TEXT FOR ANALYSIS

BEGIN

Googling this issue didn't really give me anything that seams reasonable in this case. Any smart people here that are not puzzled by this??

So, i made some tests. In the logs below, there are five connection attempts, one of them (radarr at 20:30) was successful and instantly showed me the login page.

The rest of them (trying sonarr) kind of just timed out. The "0_SNI_frontend SSL-backend/SSL_server" lines appear about 30 seconds after the connection attempt, so they basically mark the timeout of the session which is noticeable in the client browser.
And two minutes after the attempt, the GET request is logged. This is a very long time. What causes this delay? What do all the numbers mean in this detailed log?  e.g. 0/90064/-1/-1/120071 503 0


Firewall log:

Code Select Expand

WAN 2022-11-19T20:31:32 <<mobileIP>>:15612 <<homeIP>>:443 tcp allow HTTP/S traffic to HAproxy
WAN 2022-11-19T20:31:00 <<mobileIP>>:15611 <<homeIP>>:443 tcp allow HTTP/S traffic to HAproxy
WAN 2022-11-19T20:30:01 <<mobileIP>>:15610 <<homeIP>>:443 tcp allow HTTP/S traffic to HAproxy
WAN 2022-11-19T20:29:23 <<mobileIP>>:15609 <<homeIP>>:443 tcp allow HTTP/S traffic to HAproxy
WAN 2022-11-19T20:28:33 <<mobileIP>>:15608 <<homeIP>>:443 tcp allow HTTP/S traffic to HAproxy


HAproxy log:

Code Select Expand

2022-11-19T20:33:32 Informational haproxy <<mobileIP>>:15612 [19/Nov/2022:20:31:32.083] 1_HTTPS_frontend~ sonarr-backend/sonarr-real 0/90064/-1/-1/120071 503 0 - - sC-- 5/3/0/0/3 0/0 "GET https://sonarr.mydomain.dedyn.io/ HTTP/2.0"

END

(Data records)
BEGIN

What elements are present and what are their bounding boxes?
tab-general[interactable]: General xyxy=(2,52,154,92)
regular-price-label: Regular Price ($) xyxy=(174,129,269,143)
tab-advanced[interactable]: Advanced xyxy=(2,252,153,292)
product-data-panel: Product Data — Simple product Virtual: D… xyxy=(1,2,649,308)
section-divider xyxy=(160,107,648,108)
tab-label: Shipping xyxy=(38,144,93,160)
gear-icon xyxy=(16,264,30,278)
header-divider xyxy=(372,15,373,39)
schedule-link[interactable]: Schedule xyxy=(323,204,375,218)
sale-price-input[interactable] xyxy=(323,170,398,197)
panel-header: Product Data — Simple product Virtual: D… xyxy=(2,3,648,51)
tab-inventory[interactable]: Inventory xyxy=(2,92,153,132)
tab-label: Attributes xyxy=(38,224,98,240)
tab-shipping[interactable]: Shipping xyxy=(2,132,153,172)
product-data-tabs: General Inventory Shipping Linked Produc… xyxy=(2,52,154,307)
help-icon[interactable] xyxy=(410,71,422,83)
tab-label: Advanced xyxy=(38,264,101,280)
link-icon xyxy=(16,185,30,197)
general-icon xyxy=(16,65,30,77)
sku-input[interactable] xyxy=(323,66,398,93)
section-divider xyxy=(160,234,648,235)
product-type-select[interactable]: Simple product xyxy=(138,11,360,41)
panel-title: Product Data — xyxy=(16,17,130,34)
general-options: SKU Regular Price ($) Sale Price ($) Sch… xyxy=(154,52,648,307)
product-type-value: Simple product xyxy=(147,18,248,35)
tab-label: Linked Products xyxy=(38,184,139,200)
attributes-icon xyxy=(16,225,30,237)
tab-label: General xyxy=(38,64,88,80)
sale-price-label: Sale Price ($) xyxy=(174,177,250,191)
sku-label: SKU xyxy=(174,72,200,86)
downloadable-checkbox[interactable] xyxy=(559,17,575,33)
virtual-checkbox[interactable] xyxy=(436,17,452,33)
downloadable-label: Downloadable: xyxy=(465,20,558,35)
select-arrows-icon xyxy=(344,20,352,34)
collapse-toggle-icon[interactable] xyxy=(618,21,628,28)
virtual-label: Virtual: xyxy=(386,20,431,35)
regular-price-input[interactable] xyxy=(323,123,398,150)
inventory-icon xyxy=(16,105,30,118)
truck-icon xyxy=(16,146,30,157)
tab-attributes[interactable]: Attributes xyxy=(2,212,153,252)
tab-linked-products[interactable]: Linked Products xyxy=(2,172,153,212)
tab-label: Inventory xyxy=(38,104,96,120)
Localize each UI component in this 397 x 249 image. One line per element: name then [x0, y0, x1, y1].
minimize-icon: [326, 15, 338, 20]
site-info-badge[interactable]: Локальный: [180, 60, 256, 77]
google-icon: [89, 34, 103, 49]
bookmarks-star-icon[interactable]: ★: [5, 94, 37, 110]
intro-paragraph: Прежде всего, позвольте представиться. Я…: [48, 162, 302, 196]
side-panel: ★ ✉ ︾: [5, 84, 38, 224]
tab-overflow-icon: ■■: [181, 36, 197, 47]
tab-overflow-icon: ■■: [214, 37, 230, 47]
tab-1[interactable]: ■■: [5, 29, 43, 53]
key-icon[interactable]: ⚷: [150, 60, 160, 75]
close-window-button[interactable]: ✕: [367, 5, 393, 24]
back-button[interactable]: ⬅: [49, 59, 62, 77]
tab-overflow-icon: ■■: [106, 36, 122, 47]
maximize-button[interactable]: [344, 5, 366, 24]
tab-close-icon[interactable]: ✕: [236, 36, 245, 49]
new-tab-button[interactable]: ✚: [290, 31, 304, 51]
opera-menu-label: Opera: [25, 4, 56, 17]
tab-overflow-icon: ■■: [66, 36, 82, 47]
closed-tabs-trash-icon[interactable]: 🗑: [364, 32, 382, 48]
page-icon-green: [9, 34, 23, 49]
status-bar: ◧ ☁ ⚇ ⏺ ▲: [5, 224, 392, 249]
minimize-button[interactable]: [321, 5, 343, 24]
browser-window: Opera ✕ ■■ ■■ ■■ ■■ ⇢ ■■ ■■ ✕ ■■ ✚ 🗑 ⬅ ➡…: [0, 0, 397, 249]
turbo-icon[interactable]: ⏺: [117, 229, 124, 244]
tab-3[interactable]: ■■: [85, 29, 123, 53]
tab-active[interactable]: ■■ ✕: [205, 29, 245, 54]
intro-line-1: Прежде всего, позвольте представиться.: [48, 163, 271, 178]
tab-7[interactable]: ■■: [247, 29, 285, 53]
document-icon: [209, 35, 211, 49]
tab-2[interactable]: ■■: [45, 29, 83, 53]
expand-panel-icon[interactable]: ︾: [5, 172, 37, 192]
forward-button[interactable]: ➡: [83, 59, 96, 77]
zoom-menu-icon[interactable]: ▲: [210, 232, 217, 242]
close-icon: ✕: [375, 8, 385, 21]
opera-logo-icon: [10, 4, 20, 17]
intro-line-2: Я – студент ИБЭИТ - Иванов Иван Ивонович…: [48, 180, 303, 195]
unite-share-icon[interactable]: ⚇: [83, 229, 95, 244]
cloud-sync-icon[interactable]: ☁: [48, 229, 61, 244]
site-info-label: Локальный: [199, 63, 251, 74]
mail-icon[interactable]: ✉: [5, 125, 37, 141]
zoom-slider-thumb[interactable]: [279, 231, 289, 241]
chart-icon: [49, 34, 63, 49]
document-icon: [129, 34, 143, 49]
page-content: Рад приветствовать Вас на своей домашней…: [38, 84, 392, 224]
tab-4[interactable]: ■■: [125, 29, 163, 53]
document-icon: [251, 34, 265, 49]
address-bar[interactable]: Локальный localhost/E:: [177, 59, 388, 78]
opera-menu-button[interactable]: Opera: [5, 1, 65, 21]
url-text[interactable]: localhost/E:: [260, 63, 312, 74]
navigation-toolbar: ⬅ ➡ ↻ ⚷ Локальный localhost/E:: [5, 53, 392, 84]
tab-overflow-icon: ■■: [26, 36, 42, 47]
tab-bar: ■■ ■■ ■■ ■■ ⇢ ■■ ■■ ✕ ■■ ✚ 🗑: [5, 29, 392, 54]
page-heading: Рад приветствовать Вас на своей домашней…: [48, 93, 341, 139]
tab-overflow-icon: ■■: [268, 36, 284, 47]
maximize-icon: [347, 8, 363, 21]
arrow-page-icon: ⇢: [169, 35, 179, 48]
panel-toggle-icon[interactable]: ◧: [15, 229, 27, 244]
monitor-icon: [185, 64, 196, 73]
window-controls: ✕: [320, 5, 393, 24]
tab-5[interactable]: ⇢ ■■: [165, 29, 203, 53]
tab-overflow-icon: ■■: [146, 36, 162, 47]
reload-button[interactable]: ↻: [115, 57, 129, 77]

END

ASSIGNMENT 1
Answer these questions about the post on HAproxy timeouts:
(a) Which of the five connection attempts succeeded, and at what time?
(b) About how long after a connection attempt do the "0_SNI_frontend SSL-backend/SSL_server" lines appear?
(c) How long after the attempt is the GET request logged?
ASSIGNMENT 2
Rewrite the part of the post about HAproxy timeouts that opens with the words containing "Googling this issue" and closes with "the client browser.", replacing "login page" with "sign-in page".
ASSIGNMENT 3
Continue the post about HAproxy timeouts past its final line.

EXERCISE OUTPUT 1
(a) The radarr attempt at 20:30.
(b) About 30 seconds.
(c) Two minutes.

EXERCISE OUTPUT 2
Googling this issue didn't really give me anything that seams reasonable in this case. Any smart people here that are not puzzled by this??

So, i made some tests. In the logs below, there are five connection attempts, one of them (radarr at 20:30) was successful and instantly showed me the sign-in page.

The rest of them (trying sonarr) kind of just timed out. The "0_SNI_frontend SSL-backend/SSL_server" lines appear about 30 seconds after the connection attempt, so they basically mark the timeout of the session which is noticeable in the client browser.

EXERCISE OUTPUT 3
2022-11-19T20:33:00 Informational haproxy <<mobileIP>>:15611 [19/Nov/2022:20:31:00.479] 1_HTTPS_frontend~ sonarr-backend/sonarr-real 0/90091/-1/-1/120133 503 0 - - sC-- 6/4/1/1/3 0/0 "GET https://sonarr.mydomain.dedyn.io/ HTTP/2.0"
2022-11-19T20:32:02 Informational haproxy <<mobileIP>>:15612 [19/Nov/2022:20:31:31.947] 0_SNI_frontend SSL-backend/SSL_server 1/0/30178 543 cD 7/3/2/2/0 0/0
2022-11-19T20:31:30 Informational haproxy <<mobileIP>>:15611 [19/Nov/2022:20:31:00.332] 0_SNI_frontend SSL-backend/SSL_server 1/0/30203 5164 cD 6/3/2/2/0 0/0
2022-11-19T20:31:23 Informational haproxy <<mobileIP>>:15609 [19/Nov/2022:20:29:23.273] 1_HTTPS_frontend~ sonarr-backend/sonarr-real 0/90109/-1/-1/120112 503 0 - - sC-- 7/4/1/1/3 0/0 "GET https://sonarr.mydomain.dedyn.io/ HTTP/2.0"
2022-11-19T20:30:34 Informational haproxy <<mobileIP>>:15610 [19/Nov/2022:20:30:01.462] 0_SNI_frontend SSL-backend/SSL_server 1/0/32996 1978141 CD 7/3/2/2/0 0/0
2022-11-19T20:30:34 Informational haproxy <<mobileIP>>:15608 [19/Nov/2022:20:28:34.048] 1_HTTPS_frontend~ sonarr-backend/sonarr-real 0/90132/-1/-1/120138 503 0 - - sC-- 8/5/1/1/3 0/0 "GET https://sonarr.mydomain.dedyn.io/ HTTP/2.0"
2022-11-19T20:30:02 Informational haproxy <<mobileIP>>:15610 [19/Nov/2022:20:30:02.446] 1_HTTPS_frontend~ radarr-backend/radarr-real 0/0/0/4/8 200 9781 - - ---- 8/5/0/0/0 0/0 "GET https://radarr.mydomain.dedyn.io/radarr/Content/Images/Icons/apple-touch-icon.png?h=QMW7w5FhldXR090sP7kDlQ HTTP/2.0"
2022-11-19T20:30:02 Informational haproxy <<mobileIP>>:15610 [19/Nov/2022:20:30:02.436] 1_HTTPS_frontend~ radarr-backend/radarr-real 0/0/0/7/7 200 2899 - - ---- 8/5/0/0/0 0/0 "GET https://radarr.mydomain.dedyn.io/radarr/Content/Images/Icons/favicon-32x32.png?h=bUxyGU7P9+rZb2XbRYUb6Q HTTP/2.0"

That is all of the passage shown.